ENTRIES PROVIDED =>
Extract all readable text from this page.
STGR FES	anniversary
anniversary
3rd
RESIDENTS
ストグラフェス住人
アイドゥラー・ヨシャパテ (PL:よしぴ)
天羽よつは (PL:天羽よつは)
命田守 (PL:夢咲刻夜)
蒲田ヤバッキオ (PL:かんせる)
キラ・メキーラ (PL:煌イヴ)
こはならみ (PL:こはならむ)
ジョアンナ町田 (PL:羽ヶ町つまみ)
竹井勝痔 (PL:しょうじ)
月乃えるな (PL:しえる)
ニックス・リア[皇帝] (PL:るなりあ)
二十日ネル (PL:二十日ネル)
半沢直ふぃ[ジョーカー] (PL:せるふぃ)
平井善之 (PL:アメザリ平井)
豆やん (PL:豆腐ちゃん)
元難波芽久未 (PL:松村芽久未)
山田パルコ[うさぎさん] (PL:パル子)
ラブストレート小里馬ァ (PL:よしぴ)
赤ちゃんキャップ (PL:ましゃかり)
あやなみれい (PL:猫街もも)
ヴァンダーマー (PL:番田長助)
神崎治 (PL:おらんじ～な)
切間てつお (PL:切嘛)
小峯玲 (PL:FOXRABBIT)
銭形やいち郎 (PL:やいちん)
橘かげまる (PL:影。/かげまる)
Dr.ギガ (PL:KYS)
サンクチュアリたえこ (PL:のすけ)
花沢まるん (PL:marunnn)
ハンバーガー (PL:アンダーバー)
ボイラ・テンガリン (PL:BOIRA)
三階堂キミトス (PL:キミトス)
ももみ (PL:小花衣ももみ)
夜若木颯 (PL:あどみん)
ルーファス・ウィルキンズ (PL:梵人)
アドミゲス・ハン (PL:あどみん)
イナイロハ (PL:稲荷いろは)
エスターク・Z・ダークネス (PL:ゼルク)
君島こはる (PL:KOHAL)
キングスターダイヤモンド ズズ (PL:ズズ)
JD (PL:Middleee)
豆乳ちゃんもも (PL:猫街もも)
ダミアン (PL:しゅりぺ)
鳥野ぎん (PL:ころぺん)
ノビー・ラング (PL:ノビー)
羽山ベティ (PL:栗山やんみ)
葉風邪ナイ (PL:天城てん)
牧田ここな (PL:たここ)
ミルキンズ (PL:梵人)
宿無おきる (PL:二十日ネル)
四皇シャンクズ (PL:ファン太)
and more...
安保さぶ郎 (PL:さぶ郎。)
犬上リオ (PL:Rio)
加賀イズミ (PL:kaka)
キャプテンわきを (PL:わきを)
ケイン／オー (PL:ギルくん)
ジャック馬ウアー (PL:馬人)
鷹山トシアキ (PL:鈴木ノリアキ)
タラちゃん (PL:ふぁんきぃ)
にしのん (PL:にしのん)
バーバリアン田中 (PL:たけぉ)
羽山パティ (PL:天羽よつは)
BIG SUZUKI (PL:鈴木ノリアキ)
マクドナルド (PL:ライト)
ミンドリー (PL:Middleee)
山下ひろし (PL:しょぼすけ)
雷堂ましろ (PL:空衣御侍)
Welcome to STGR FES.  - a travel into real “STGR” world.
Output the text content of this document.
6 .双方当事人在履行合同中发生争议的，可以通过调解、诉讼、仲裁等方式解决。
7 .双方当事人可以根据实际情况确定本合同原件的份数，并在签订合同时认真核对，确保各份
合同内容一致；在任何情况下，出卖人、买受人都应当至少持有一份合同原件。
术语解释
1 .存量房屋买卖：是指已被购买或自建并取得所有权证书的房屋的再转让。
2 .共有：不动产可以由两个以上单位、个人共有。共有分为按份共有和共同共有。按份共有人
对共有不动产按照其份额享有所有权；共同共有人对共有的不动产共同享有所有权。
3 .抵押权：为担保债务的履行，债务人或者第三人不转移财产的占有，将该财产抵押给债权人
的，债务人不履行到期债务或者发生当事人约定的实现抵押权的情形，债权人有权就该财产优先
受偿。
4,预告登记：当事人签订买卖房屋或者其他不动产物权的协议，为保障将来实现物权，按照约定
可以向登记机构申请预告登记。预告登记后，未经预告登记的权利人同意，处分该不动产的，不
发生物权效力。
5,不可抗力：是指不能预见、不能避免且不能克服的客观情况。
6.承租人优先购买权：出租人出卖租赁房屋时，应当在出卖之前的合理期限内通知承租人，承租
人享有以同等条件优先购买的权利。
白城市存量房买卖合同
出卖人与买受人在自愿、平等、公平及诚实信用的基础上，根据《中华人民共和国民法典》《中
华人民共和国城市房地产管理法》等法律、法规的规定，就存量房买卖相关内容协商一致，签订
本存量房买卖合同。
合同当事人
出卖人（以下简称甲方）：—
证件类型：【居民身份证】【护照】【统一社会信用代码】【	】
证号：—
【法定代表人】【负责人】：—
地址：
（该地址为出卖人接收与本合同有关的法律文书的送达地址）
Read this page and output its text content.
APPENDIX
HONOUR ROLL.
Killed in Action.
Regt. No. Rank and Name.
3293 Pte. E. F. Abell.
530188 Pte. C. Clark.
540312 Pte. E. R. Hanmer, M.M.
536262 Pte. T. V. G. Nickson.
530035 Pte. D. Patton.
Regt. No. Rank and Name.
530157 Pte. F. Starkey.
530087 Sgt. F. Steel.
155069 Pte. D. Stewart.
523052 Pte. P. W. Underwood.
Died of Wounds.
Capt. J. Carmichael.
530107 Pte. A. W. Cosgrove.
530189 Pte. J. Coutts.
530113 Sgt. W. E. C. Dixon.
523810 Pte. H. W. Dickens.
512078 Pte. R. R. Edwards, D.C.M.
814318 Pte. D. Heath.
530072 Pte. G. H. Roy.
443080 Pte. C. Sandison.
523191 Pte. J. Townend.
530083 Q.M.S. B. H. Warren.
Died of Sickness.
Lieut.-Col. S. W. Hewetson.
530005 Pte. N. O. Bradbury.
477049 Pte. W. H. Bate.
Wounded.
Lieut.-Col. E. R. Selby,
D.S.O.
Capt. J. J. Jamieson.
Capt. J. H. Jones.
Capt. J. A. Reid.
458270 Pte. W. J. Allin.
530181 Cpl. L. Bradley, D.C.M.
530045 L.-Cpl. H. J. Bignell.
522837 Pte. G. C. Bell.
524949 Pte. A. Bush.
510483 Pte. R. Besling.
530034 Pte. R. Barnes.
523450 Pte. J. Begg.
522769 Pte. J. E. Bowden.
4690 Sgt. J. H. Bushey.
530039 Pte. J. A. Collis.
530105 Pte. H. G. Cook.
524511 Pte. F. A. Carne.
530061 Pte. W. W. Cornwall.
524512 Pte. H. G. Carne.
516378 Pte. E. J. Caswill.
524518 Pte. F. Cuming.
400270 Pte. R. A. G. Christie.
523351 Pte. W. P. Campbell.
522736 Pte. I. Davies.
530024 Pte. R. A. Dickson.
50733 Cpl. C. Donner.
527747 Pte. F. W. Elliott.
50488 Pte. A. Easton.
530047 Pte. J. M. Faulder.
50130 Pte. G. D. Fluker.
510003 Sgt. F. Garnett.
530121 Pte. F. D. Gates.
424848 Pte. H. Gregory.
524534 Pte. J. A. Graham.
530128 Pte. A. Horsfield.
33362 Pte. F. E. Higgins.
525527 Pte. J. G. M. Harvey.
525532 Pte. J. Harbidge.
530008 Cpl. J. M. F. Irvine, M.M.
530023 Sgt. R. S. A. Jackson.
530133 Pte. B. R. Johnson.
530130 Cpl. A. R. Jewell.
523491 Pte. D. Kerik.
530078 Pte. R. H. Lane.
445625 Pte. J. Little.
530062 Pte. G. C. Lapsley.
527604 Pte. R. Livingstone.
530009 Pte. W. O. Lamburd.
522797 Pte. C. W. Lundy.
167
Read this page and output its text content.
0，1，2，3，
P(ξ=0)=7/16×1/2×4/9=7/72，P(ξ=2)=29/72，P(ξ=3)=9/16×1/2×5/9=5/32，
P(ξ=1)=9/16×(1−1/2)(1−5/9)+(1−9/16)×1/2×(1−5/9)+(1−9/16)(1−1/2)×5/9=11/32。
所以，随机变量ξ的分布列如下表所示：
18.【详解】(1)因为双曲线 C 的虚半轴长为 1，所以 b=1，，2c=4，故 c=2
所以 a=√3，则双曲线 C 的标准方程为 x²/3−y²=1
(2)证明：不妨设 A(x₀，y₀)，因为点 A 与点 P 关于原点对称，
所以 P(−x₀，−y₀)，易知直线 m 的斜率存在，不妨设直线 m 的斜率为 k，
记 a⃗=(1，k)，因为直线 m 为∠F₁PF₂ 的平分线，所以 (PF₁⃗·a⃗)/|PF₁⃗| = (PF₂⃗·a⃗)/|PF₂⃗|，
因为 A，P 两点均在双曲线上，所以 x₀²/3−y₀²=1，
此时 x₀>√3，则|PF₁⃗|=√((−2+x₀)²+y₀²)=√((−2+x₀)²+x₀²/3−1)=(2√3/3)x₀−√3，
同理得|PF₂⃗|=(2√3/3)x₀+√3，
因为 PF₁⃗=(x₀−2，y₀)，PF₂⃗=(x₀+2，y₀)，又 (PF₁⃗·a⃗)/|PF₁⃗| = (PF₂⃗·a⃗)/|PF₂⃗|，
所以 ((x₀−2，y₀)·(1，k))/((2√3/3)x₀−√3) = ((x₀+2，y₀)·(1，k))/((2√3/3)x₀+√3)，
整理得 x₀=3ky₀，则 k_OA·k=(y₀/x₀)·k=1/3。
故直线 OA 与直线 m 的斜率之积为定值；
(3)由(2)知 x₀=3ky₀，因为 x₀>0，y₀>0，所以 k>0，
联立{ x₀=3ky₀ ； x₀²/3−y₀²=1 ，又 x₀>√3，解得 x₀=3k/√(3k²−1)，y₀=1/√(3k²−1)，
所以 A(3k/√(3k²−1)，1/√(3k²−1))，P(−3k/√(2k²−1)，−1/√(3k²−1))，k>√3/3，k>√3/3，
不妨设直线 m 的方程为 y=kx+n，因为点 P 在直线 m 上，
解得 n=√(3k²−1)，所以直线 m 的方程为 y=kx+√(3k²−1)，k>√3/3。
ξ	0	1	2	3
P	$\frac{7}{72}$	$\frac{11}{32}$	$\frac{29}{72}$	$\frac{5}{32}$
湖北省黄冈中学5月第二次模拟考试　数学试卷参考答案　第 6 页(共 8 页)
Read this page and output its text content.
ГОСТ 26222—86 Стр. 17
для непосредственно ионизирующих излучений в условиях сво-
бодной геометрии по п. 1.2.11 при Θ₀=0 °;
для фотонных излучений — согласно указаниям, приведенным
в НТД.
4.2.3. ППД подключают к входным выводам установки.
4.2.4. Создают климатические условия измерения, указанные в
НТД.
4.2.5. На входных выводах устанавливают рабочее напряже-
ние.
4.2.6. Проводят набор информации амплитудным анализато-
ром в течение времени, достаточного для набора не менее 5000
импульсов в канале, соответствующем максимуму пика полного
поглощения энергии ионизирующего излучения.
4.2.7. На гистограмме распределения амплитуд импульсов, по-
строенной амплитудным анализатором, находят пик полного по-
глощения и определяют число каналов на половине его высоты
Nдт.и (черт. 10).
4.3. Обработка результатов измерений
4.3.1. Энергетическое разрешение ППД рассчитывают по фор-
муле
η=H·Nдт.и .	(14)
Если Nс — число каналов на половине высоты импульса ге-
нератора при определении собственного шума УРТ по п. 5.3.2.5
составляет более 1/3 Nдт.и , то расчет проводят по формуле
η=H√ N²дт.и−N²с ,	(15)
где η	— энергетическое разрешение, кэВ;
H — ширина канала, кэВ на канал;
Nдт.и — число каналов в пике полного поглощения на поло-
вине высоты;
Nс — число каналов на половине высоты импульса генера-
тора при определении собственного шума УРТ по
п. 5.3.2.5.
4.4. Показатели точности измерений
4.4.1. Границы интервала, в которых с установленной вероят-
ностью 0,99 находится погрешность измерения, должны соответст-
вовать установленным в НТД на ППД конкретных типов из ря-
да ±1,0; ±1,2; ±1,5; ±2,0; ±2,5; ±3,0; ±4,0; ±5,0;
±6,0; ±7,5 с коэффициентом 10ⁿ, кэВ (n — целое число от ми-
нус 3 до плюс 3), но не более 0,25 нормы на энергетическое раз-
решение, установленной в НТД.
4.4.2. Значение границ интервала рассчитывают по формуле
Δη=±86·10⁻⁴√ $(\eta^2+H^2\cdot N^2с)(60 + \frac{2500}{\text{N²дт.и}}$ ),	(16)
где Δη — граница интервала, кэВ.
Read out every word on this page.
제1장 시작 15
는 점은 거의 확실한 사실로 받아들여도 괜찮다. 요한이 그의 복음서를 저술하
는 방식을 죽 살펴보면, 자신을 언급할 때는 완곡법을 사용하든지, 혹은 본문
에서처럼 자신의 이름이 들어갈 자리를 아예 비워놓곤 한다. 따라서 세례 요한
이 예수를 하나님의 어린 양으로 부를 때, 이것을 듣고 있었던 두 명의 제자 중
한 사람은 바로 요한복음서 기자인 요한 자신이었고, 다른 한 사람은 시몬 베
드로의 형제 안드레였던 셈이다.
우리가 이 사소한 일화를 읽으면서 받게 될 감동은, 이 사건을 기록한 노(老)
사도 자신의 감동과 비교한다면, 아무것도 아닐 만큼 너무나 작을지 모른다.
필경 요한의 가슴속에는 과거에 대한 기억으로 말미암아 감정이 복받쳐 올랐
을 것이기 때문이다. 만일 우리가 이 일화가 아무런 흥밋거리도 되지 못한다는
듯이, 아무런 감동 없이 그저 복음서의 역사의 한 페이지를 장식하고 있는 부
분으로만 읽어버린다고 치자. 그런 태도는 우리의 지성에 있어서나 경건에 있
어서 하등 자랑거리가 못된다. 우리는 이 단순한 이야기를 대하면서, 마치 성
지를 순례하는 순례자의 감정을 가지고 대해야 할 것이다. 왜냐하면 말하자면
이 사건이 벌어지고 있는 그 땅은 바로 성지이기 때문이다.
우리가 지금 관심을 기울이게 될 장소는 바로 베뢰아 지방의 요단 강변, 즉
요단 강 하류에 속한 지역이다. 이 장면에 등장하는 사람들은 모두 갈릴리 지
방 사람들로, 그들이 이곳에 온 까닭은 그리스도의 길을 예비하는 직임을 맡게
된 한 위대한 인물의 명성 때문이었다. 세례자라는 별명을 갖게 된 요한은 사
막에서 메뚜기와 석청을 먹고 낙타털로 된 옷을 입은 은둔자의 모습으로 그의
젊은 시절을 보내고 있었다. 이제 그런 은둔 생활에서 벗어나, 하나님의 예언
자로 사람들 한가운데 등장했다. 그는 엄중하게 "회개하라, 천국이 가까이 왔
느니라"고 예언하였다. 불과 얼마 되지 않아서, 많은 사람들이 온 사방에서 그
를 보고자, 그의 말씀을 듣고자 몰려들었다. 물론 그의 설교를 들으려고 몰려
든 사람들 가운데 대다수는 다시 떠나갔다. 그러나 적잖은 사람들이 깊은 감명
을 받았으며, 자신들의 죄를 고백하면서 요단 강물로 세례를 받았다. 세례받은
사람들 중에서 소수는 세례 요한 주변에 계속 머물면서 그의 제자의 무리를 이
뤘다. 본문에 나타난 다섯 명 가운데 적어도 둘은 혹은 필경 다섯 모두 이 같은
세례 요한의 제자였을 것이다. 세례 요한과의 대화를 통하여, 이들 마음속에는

WHAT YOU ARE ASKED TO DO => Identify the lines of the entries containing the string "Lieut". Copy each such line.

TASK SOLUTION =>
Lieut.-Col. S. W. Hewetson.
Lieut.-Col. E. R. Selby,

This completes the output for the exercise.